### EXERCISE OBJECTIVE
Skip the images and return the records below exactly.

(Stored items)
>>>>>
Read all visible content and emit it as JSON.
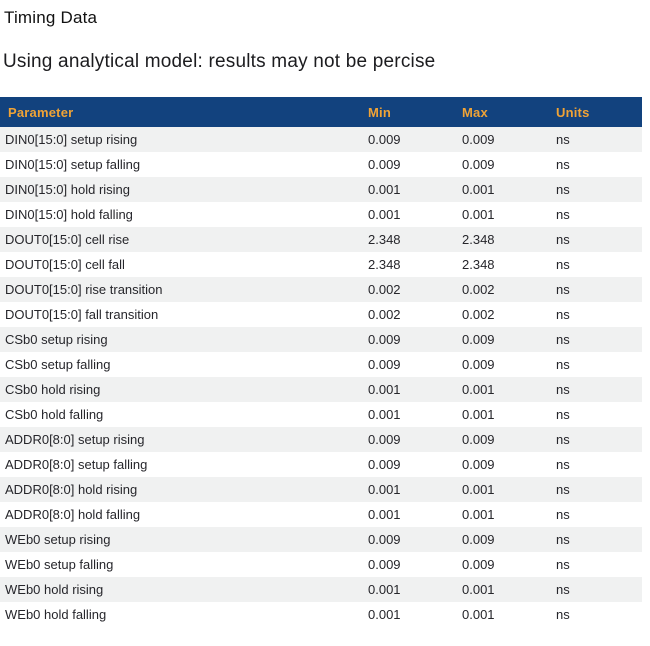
{
  "page": {
    "title": "Timing Data",
    "subtitle": "Using analytical model: results may not be percise"
  },
  "colors": {
    "header_bg": "#12427e",
    "header_text": "#f0a336",
    "row_alt_bg": "#f0f1f1",
    "row_bg": "#ffffff",
    "body_text": "#26262b",
    "title_text": "#111111"
  },
  "table": {
    "columns": [
      "Parameter",
      "Min",
      "Max",
      "Units"
    ],
    "rows": [
      {
        "parameter": "DIN0[15:0] setup rising",
        "min": "0.009",
        "max": "0.009",
        "units": "ns"
      },
      {
        "parameter": "DIN0[15:0] setup falling",
        "min": "0.009",
        "max": "0.009",
        "units": "ns"
      },
      {
        "parameter": "DIN0[15:0] hold rising",
        "min": "0.001",
        "max": "0.001",
        "units": "ns"
      },
      {
        "parameter": "DIN0[15:0] hold falling",
        "min": "0.001",
        "max": "0.001",
        "units": "ns"
      },
      {
        "parameter": "DOUT0[15:0] cell rise",
        "min": "2.348",
        "max": "2.348",
        "units": "ns"
      },
      {
        "parameter": "DOUT0[15:0] cell fall",
        "min": "2.348",
        "max": "2.348",
        "units": "ns"
      },
      {
        "parameter": "DOUT0[15:0] rise transition",
        "min": "0.002",
        "max": "0.002",
        "units": "ns"
      },
      {
        "parameter": "DOUT0[15:0] fall transition",
        "min": "0.002",
        "max": "0.002",
        "units": "ns"
      },
      {
        "parameter": "CSb0 setup rising",
        "min": "0.009",
        "max": "0.009",
        "units": "ns"
      },
      {
        "parameter": "CSb0 setup falling",
        "min": "0.009",
        "max": "0.009",
        "units": "ns"
      },
      {
        "parameter": "CSb0 hold rising",
        "min": "0.001",
        "max": "0.001",
        "units": "ns"
      },
      {
        "parameter": "CSb0 hold falling",
        "min": "0.001",
        "max": "0.001",
        "units": "ns"
      },
      {
        "parameter": "ADDR0[8:0] setup rising",
        "min": "0.009",
        "max": "0.009",
        "units": "ns"
      },
      {
        "parameter": "ADDR0[8:0] setup falling",
        "min": "0.009",
        "max": "0.009",
        "units": "ns"
      },
      {
        "parameter": "ADDR0[8:0] hold rising",
        "min": "0.001",
        "max": "0.001",
        "units": "ns"
      },
      {
        "parameter": "ADDR0[8:0] hold falling",
        "min": "0.001",
        "max": "0.001",
        "units": "ns"
      },
      {
        "parameter": "WEb0 setup rising",
        "min": "0.009",
        "max": "0.009",
        "units": "ns"
      },
      {
        "parameter": "WEb0 setup falling",
        "min": "0.009",
        "max": "0.009",
        "units": "ns"
      },
      {
        "parameter": "WEb0 hold rising",
        "min": "0.001",
        "max": "0.001",
        "units": "ns"
      },
      {
        "parameter": "WEb0 hold falling",
        "min": "0.001",
        "max": "0.001",
        "units": "ns"
      }
    ]
  }
}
<<<<<
### REPLY TO THE TASK
Read all visible content and emit it as JSON.
{
  "page": {
    "title": "Timing Data",
    "subtitle": "Using analytical model: results may not be percise"
  },
  "colors": {
    "header_bg": "#12427e",
    "header_text": "#f0a336",
    "row_alt_bg": "#f0f1f1",
    "row_bg": "#ffffff",
    "body_text": "#26262b",
    "title_text": "#111111"
  },
  "table": {
    "columns": [
      "Parameter",
      "Min",
      "Max",
      "Units"
    ],
    "rows": [
      {
        "parameter": "DIN0[15:0] setup rising",
        "min": "0.009",
        "max": "0.009",
        "units": "ns"
      },
      {
        "parameter": "DIN0[15:0] setup falling",
        "min": "0.009",
        "max": "0.009",
        "units": "ns"
      },
      {
        "parameter": "DIN0[15:0] hold rising",
        "min": "0.001",
        "max": "0.001",
        "units": "ns"
      },
      {
        "parameter": "DIN0[15:0] hold falling",
        "min": "0.001",
        "max": "0.001",
        "units": "ns"
      },
      {
        "parameter": "DOUT0[15:0] cell rise",
        "min": "2.348",
        "max": "2.348",
        "units": "ns"
      },
      {
        "parameter": "DOUT0[15:0] cell fall",
        "min": "2.348",
        "max": "2.348",
        "units": "ns"
      },
      {
        "parameter": "DOUT0[15:0] rise transition",
        "min": "0.002",
        "max": "0.002",
        "units": "ns"
      },
      {
        "parameter": "DOUT0[15:0] fall transition",
        "min": "0.002",
        "max": "0.002",
        "units": "ns"
      },
      {
        "parameter": "CSb0 setup rising",
        "min": "0.009",
        "max": "0.009",
        "units": "ns"
      },
      {
        "parameter": "CSb0 setup falling",
        "min": "0.009",
        "max": "0.009",
        "units": "ns"
      },
      {
        "parameter": "CSb0 hold rising",
        "min": "0.001",
        "max": "0.001",
        "units": "ns"
      },
      {
        "parameter": "CSb0 hold falling",
        "min": "0.001",
        "max": "0.001",
        "units": "ns"
      },
      {
        "parameter": "ADDR0[8:0] setup rising",
        "min": "0.009",
        "max": "0.009",
        "units": "ns"
      },
      {
        "parameter": "ADDR0[8:0] setup falling",
        "min": "0.009",
        "max": "0.009",
        "units": "ns"
      },
      {
        "parameter": "ADDR0[8:0] hold rising",
        "min": "0.001",
        "max": "0.001",
        "units": "ns"
      },
      {
        "parameter": "ADDR0[8:0] hold falling",
        "min": "0.001",
        "max": "0.001",
        "units": "ns"
      },
      {
        "parameter": "WEb0 setup rising",
        "min": "0.009",
        "max": "0.009",
        "units": "ns"
      },
      {
        "parameter": "WEb0 setup falling",
        "min": "0.009",
        "max": "0.009",
        "units": "ns"
      },
      {
        "parameter": "WEb0 hold rising",
        "min": "0.001",
        "max": "0.001",
        "units": "ns"
      },
      {
        "parameter": "WEb0 hold falling",
        "min": "0.001",
        "max": "0.001",
        "units": "ns"
      }
    ]
  }
}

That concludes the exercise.